**SHORT TASK:** Copy down every line where the string "name" shows up.

**PROVIDED ENTRIES:**
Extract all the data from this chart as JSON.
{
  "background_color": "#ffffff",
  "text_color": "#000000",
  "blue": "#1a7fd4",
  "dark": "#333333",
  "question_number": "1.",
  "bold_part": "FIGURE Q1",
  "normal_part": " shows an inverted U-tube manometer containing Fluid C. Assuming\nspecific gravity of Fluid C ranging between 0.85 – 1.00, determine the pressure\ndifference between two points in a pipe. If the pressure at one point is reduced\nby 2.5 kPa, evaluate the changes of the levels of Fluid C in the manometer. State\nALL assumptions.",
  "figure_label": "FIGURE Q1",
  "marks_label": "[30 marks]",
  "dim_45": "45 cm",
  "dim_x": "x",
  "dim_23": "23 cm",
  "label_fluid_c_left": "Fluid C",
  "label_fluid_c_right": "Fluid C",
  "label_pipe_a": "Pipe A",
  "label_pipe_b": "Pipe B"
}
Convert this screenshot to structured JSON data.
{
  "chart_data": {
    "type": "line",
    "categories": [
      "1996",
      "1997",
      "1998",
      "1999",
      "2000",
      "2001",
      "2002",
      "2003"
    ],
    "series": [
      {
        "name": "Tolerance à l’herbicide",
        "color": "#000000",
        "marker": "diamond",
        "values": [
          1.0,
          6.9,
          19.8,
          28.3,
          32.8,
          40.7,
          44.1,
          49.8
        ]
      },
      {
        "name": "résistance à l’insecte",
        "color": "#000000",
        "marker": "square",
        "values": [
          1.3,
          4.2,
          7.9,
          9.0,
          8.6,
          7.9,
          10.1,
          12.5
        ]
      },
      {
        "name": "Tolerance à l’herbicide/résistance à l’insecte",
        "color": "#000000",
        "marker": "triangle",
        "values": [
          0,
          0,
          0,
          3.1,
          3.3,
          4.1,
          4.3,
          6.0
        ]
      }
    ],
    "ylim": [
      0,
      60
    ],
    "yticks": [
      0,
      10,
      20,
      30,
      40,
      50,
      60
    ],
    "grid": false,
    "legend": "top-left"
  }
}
...
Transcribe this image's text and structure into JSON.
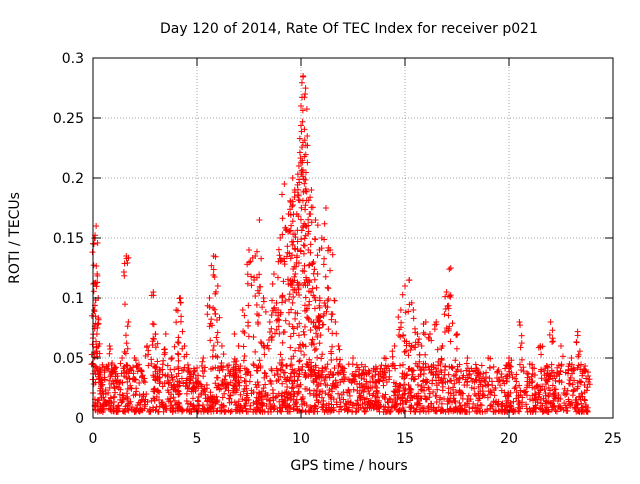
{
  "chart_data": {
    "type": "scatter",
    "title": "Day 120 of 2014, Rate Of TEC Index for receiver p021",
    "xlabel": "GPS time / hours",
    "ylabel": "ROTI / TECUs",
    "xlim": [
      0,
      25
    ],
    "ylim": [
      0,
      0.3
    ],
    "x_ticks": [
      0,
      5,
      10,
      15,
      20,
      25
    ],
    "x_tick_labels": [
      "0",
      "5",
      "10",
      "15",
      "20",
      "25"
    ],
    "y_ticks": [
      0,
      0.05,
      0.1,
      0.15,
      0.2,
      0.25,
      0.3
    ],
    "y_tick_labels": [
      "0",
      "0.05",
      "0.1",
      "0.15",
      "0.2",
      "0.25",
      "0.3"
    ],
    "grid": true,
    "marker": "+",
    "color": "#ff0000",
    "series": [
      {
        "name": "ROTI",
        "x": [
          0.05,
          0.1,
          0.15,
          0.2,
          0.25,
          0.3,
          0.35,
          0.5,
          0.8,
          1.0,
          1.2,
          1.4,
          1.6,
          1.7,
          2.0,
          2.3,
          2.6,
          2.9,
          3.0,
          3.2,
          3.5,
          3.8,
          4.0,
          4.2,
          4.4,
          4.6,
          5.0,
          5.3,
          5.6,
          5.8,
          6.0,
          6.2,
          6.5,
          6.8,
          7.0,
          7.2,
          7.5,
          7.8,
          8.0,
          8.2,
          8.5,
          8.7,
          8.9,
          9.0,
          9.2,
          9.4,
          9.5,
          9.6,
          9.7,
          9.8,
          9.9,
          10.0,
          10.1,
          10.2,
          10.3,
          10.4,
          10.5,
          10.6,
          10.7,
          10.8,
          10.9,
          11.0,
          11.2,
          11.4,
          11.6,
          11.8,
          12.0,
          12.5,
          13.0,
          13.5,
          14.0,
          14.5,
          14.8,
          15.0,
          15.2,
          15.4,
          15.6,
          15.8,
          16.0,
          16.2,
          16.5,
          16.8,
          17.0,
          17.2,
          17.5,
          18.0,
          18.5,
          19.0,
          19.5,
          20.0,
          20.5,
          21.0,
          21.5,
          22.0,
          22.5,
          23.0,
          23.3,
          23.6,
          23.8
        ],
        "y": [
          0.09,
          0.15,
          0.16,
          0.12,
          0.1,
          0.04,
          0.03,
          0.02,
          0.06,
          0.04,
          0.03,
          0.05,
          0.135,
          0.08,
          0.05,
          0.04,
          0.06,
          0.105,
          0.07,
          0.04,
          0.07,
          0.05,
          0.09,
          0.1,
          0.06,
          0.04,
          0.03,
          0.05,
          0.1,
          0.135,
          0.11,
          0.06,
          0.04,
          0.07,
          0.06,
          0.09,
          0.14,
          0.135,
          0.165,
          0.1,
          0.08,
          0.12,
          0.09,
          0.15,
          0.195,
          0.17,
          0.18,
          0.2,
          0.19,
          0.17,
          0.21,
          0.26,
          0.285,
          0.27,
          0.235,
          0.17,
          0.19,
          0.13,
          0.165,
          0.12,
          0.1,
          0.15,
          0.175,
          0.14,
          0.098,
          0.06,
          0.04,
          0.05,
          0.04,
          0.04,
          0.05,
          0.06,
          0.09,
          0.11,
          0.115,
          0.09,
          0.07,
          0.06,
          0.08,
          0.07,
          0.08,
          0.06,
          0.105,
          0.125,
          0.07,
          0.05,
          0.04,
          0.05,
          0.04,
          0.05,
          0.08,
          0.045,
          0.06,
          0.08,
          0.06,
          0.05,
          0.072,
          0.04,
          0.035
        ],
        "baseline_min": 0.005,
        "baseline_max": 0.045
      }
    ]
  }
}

**IN RESPONSE:**
        "name": "Tolerance à l’herbicide",
        "name": "résistance à l’insecte",
        "name": "Tolerance à l’herbicide/résistance à l’insecte",
        "name": "ROTI",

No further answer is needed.